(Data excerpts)
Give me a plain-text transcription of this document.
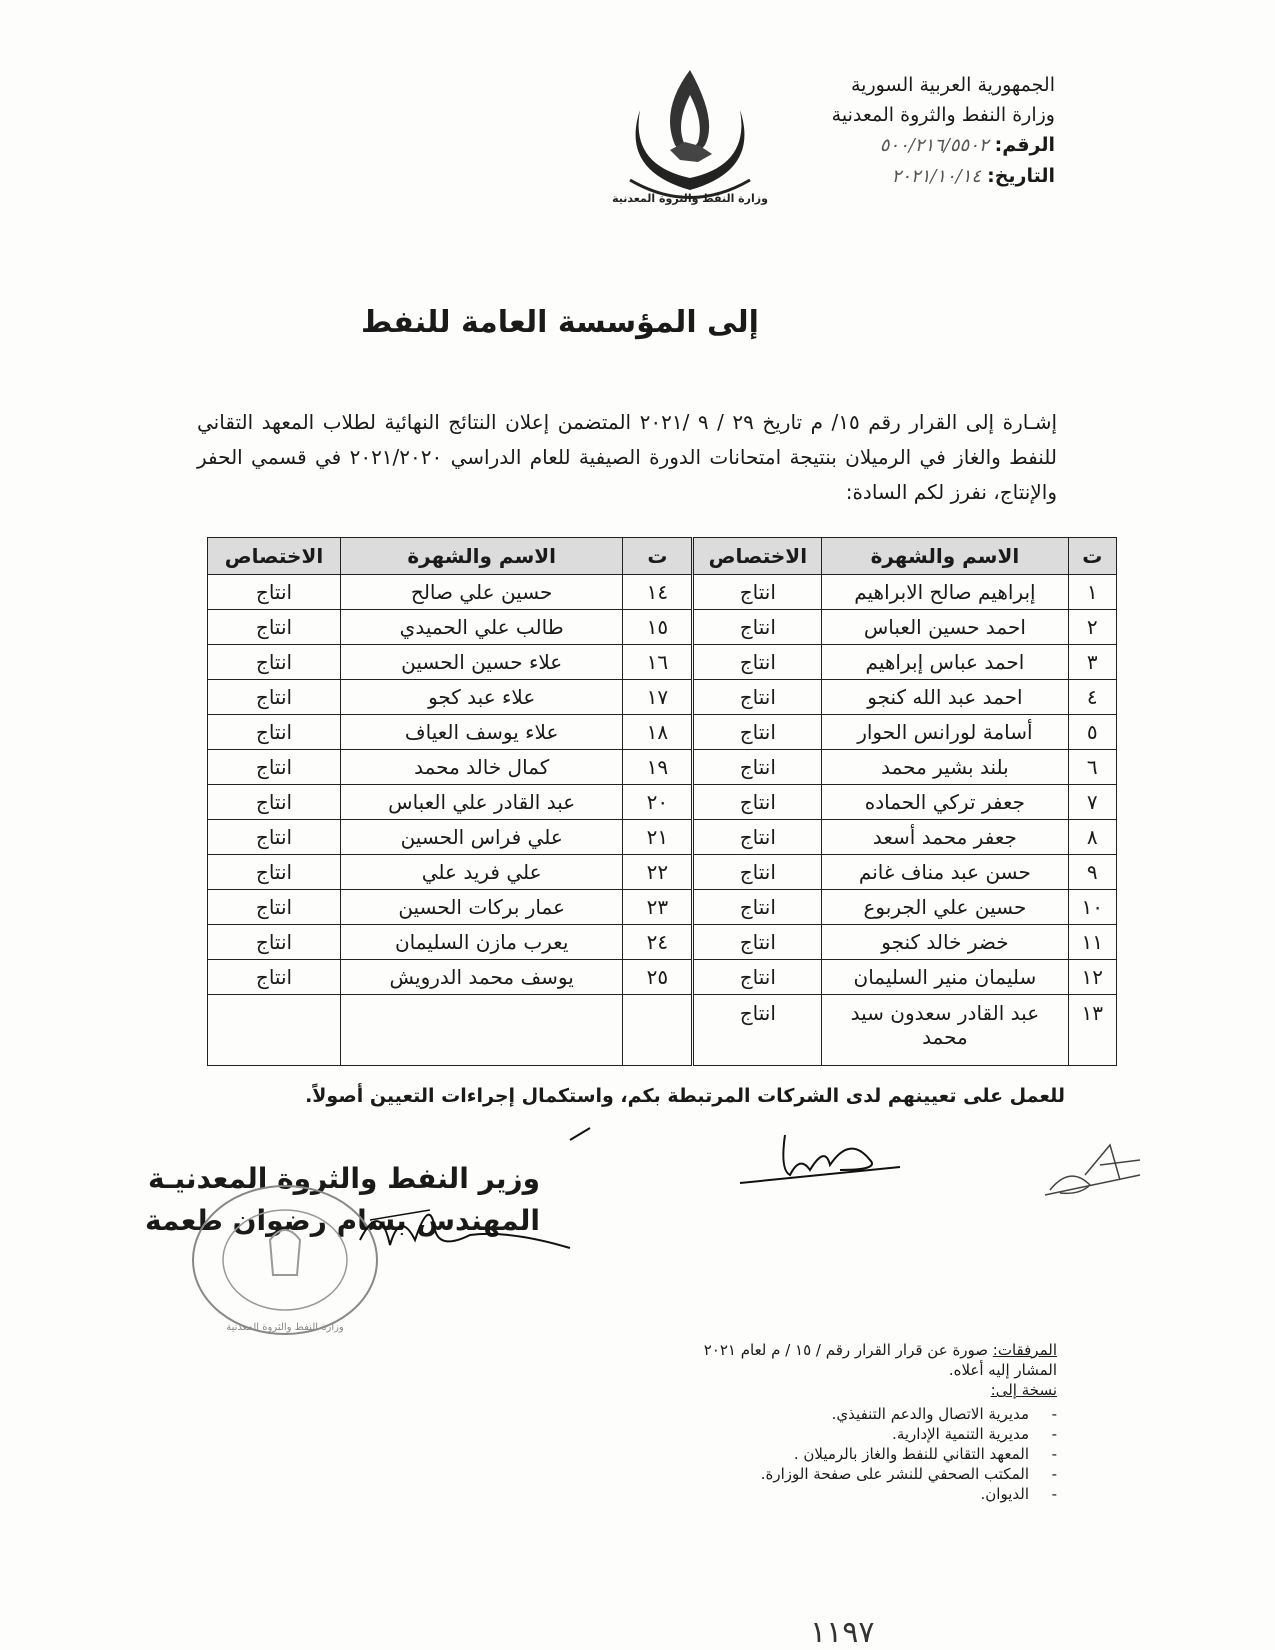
الجمهورية العربية السورية
وزارة النفط والثروة المعدنية
الرقم: ٥٠٠/٢١٦/٥٥٠٢
التاريخ: ٢٠٢١/١٠/١٤
وزارة النفط والثروة المعدنية
إلى المؤسسة العامة للنفط
إشـارة إلى القرار رقم ١٥/ م تاريخ ٢٩ / ٩ /٢٠٢١ المتضمن إعلان النتائج النهائية لطلاب المعهد التقاني للنفط والغاز في الرميلان بنتيجة امتحانات الدورة الصيفية للعام الدراسي ٢٠٢١/٢٠٢٠ في قسمي الحفر والإنتاج، نفرز لكم السادة:
ت	الاسم والشهرة	الاختصاص	ت	الاسم والشهرة	الاختصاص
١	إبراهيم صالح الابراهيم	انتاج	١٤	حسين علي صالح	انتاج
٢	احمد حسين العباس	انتاج	١٥	طالب علي الحميدي	انتاج
٣	احمد عباس إبراهيم	انتاج	١٦	علاء حسين الحسين	انتاج
٤	احمد عبد الله كنجو	انتاج	١٧	علاء عبد كجو	انتاج
٥	أسامة لورانس الحوار	انتاج	١٨	علاء يوسف العياف	انتاج
٦	بلند بشير محمد	انتاج	١٩	كمال خالد محمد	انتاج
٧	جعفر تركي الحماده	انتاج	٢٠	عبد القادر علي العباس	انتاج
٨	جعفر محمد أسعد	انتاج	٢١	علي فراس الحسين	انتاج
٩	حسن عبد مناف غانم	انتاج	٢٢	علي فريد علي	انتاج
١٠	حسين علي الجربوع	انتاج	٢٣	عمار بركات الحسين	انتاج
١١	خضر خالد كنجو	انتاج	٢٤	يعرب مازن السليمان	انتاج
١٢	سليمان منير السليمان	انتاج	٢٥	يوسف محمد الدرويش	انتاج
١٣	عبد القادر سعدون سيد محمد	انتاج			
للعمل على تعيينهم لدى الشركات المرتبطة بكم، واستكمال إجراءات التعيين أصولاً.
وزير النفط والثروة المعدنيـة
المهندس بسام رضوان طعمة
وزارة النفط والثروة المعدنية
المرفقات: صورة عن قرار القرار رقم / ١٥ / م لعام ٢٠٢١ المشار إليه أعلاه.
نسخة إلى:
- مديرية الاتصال والدعم التنفيذي.
- مديرية التنمية الإدارية.
- المعهد التقاني للنفط والغاز بالرميلان .
- المكتب الصحفي للنشر على صفحة الوزارة.
- الديوان.
١١٩٧
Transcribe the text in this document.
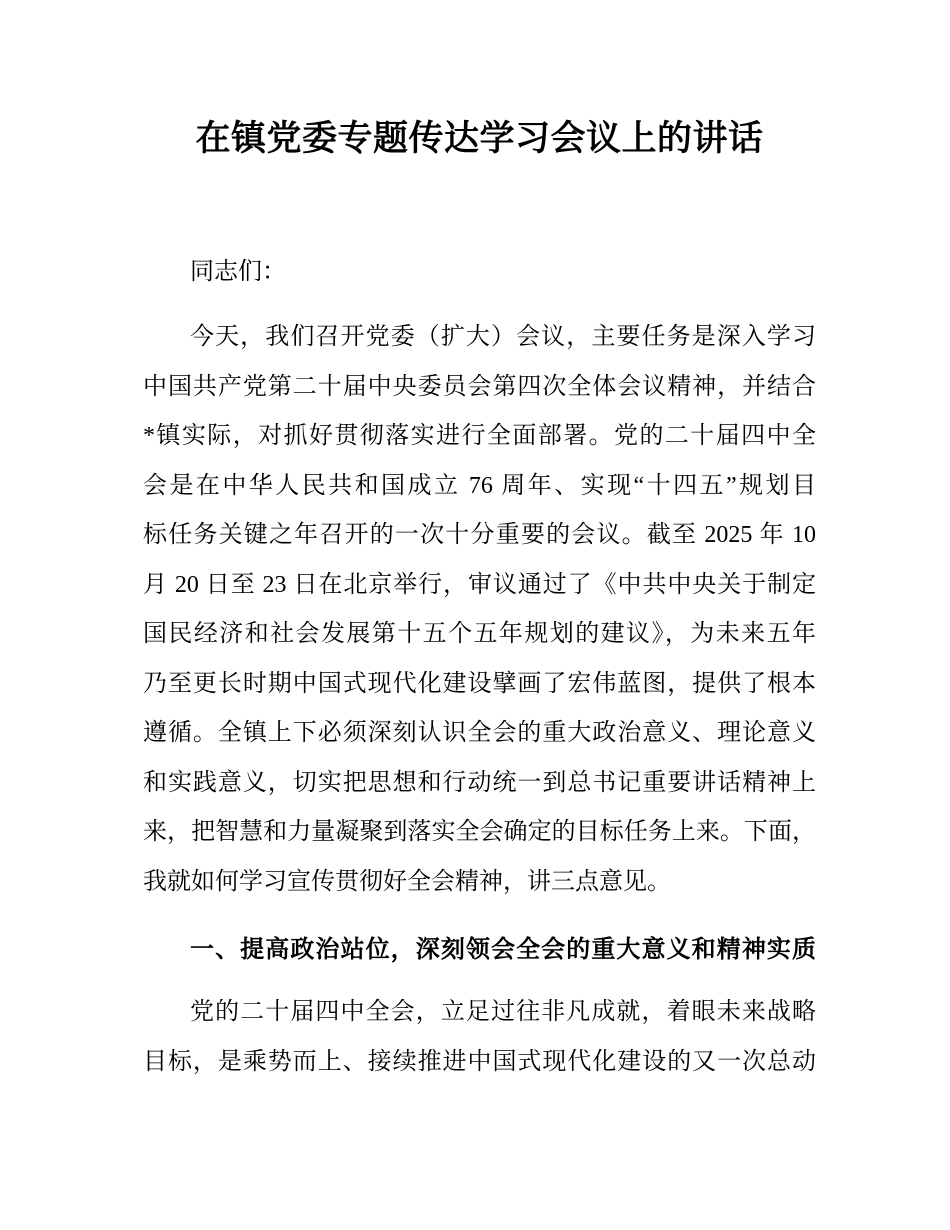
在镇党委专题传达学习会议上的讲话
同志们：
今天，我们召开党委（扩大）会议，主要任务是深入学习
中国共产党第二十届中央委员会第四次全体会议精神，并结合
*镇实际，对抓好贯彻落实进行全面部署。党的二十届四中全
会是在中华人民共和国成立 76 周年、实现“十四五”规划目
标任务关键之年召开的一次十分重要的会议。截至 2025 年 10
月 20 日至 23 日在北京举行，审议通过了《中共中央关于制定
国民经济和社会发展第十五个五年规划的建议》，为未来五年
乃至更长时期中国式现代化建设擘画了宏伟蓝图，提供了根本
遵循。全镇上下必须深刻认识全会的重大政治意义、理论意义
和实践意义，切实把思想和行动统一到总书记重要讲话精神上
来，把智慧和力量凝聚到落实全会确定的目标任务上来。下面，
我就如何学习宣传贯彻好全会精神，讲三点意见。
一、提高政治站位，深刻领会全会的重大意义和精神实质
党的二十届四中全会，立足过往非凡成就，着眼未来战略
目标，是乘势而上、接续推进中国式现代化建设的又一次总动
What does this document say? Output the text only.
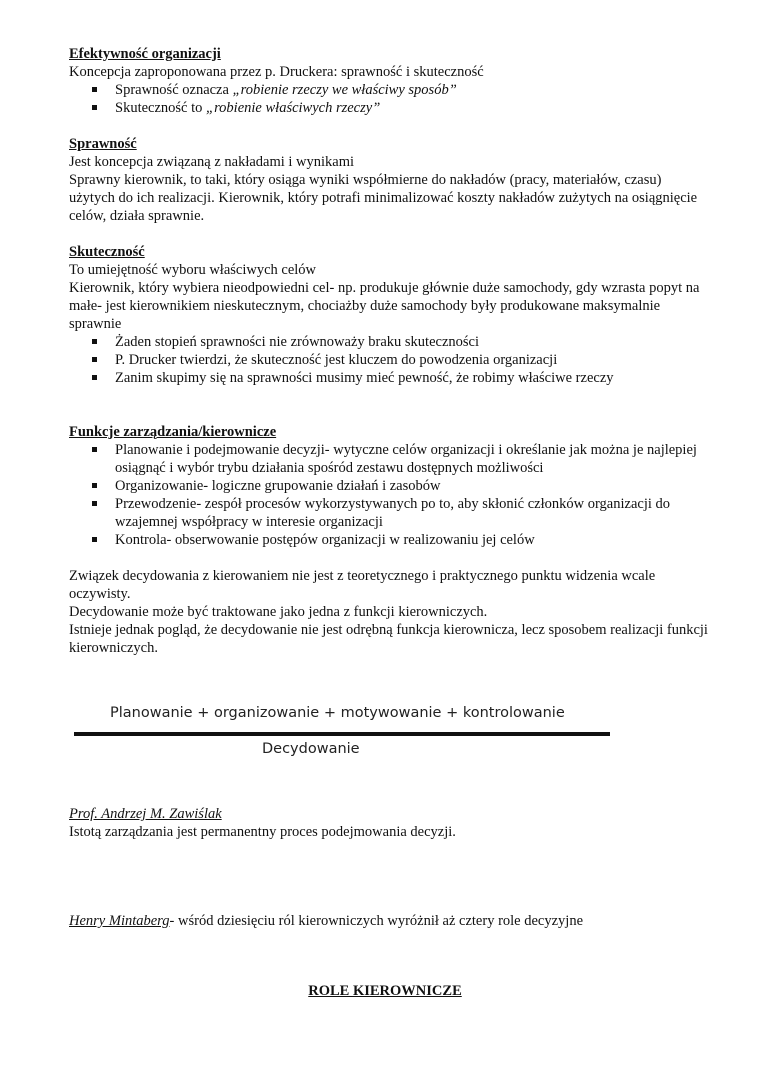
Efektywność organizacji

Koncepcja zaproponowana przez p. Druckera: sprawność i skuteczność

Sprawność oznacza „robienie rzeczy we właściwy sposób”
Skuteczność to „robienie właściwych rzeczy”

Sprawność

Jest koncepcja związaną z nakładami i wynikami

Sprawny kierownik, to taki, który osiąga wyniki współmierne do nakładów (pracy, materiałów, czasu) użytych do ich realizacji. Kierownik, który potrafi minimalizować koszty nakładów zużytych na osiągnięcie celów, działa sprawnie.

Skuteczność

To umiejętność wyboru właściwych celów

Kierownik, który wybiera nieodpowiedni cel- np. produkuje głównie duże samochody, gdy wzrasta popyt na małe- jest kierownikiem nieskutecznym, chociażby duże samochody były produkowane maksymalnie sprawnie

Żaden stopień sprawności nie zrównoważy braku skuteczności
P. Drucker twierdzi, że skuteczność jest kluczem do powodzenia organizacji
Zanim skupimy się na sprawności musimy mieć pewność, że robimy właściwe rzeczy

Funkcje zarządzania/kierownicze

Planowanie i podejmowanie decyzji- wytyczne celów organizacji i określanie jak można je najlepiej osiągnąć i wybór trybu działania spośród zestawu dostępnych możliwości
Organizowanie- logiczne grupowanie działań i zasobów
Przewodzenie- zespół procesów wykorzystywanych po to, aby skłonić członków organizacji do wzajemnej współpracy w interesie organizacji
Kontrola- obserwowanie postępów organizacji w realizowaniu jej celów

Związek decydowania z kierowaniem nie jest z teoretycznego i praktycznego punktu widzenia wcale oczywisty.

Decydowanie może być traktowane jako jedna z funkcji kierowniczych.

Istnieje jednak pogląd, że decydowanie nie jest odrębną funkcja kierownicza, lecz sposobem realizacji funkcji kierowniczych.

Planowanie + organizowanie + motywowanie + kontrolowanie
Decydowanie

Prof. Andrzej M. Zawiślak

Istotą zarządzania jest permanentny proces podejmowania decyzji.

Henry Mintaberg- wśród dziesięciu ról kierowniczych wyróżnił aż cztery role decyzyjne

ROLE KIEROWNICZE
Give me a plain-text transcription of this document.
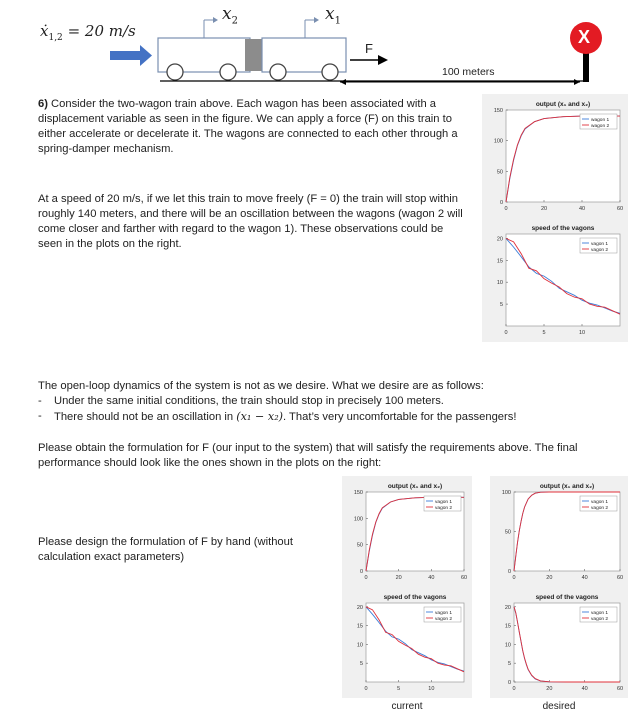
ẋ$_{1,2}$ = 20 m/s
$x_2$	$x_1$
F
100 meters
X
6) Consider the two-wagon train above. Each wagon has been associated with a displacement variable as seen in the figure. We can apply a force (F) on this train to either accelerate or decelerate it. The wagons are connected to each other through a spring-damper mechanism.
At a speed of 20 m/s, if we let this train to move freely (F = 0) the train will stop within roughly 140 meters, and there will be an oscillation between the wagons (wagon 2 will come closer and farther with regard to the wagon 1). These observations could be seen in the plots on the right.
The open-loop dynamics of the system is not as we desire. What we desire are as follows:
-	Under the same initial conditions, the train should stop in precisely 100 meters.
-	There should not be an oscillation in (x₁ − x₂). That’s very uncomfortable for the passengers!
Please obtain the formulation for F (our input to the system) that will satisfy the requirements above. The final performance should look like the ones shown in the plots on the right:
Please design the formulation of F by hand (without calculation exact parameters)
output (x₁ and x₂)
0	20	40	60
0
50
100
150
wagon 1
wagon 2
speed of the vagons
0	5	10
5
10
15
20
vagon 1
vagon 2
output (x₁ and x₂)
0	20	40	60
0
50
100
150
vagon 1
vagon 2
speed of the vagons
0	5	10
5
10
15
20
vagon 1
vagon 2
output (x₁ and x₂)
0	20	40	60
0
50
100
vagon 1
vagon 2
speed of the vagons
0	20	40	60
0
5
10
15
20
vagon 1
vagon 2
current	desired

:: Task requirements ::
Find each line with the string "القادر" and copy it out.

:: Written response ::
٧	جعفر تركي الحماده	انتاج	٢٠	عبد القادر علي العباس	انتاج
١٣	عبد القادر سعدون سيد محمد	انتاج			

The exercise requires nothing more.